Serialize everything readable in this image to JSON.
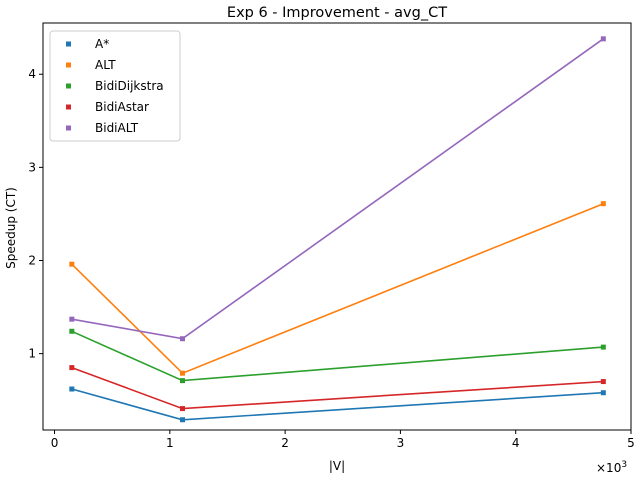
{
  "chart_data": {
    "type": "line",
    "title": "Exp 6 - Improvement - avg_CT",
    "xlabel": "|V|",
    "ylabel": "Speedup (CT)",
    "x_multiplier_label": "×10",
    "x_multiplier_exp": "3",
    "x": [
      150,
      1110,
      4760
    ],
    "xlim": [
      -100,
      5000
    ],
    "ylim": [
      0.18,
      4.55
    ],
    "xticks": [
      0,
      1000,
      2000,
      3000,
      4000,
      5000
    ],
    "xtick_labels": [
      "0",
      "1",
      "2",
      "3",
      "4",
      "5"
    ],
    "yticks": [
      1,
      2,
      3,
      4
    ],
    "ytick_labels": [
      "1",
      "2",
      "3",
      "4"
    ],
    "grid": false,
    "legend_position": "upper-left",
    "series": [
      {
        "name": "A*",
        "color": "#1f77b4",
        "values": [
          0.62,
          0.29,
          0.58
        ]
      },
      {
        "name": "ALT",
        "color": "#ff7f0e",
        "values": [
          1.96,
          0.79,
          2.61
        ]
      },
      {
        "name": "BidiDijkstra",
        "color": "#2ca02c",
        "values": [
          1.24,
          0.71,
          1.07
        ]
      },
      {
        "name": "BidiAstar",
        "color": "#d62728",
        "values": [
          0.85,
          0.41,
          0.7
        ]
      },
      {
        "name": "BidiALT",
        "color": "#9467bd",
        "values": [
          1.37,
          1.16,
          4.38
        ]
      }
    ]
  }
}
────────
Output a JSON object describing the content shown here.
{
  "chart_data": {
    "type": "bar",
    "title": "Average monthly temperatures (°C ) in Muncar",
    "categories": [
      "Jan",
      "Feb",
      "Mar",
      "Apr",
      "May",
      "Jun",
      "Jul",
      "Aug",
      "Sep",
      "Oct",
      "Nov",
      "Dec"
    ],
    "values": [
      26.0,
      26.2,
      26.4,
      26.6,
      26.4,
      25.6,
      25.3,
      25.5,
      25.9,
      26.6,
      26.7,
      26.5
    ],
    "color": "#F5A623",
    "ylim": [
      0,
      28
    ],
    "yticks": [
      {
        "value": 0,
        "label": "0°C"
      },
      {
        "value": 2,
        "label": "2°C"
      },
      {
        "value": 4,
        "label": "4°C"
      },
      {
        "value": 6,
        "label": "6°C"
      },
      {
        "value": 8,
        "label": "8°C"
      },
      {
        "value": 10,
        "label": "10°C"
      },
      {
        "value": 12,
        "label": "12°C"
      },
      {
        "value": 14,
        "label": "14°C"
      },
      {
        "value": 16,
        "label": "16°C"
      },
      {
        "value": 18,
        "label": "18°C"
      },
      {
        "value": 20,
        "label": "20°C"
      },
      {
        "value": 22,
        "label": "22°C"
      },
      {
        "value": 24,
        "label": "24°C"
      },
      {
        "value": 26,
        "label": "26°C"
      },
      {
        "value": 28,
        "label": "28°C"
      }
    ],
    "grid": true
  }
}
────────
▶ STATED EXERCISE
Determine how many lines of the listing above include the word "color", and report that number only.

▶ RESULT OF THE EXERCISE
6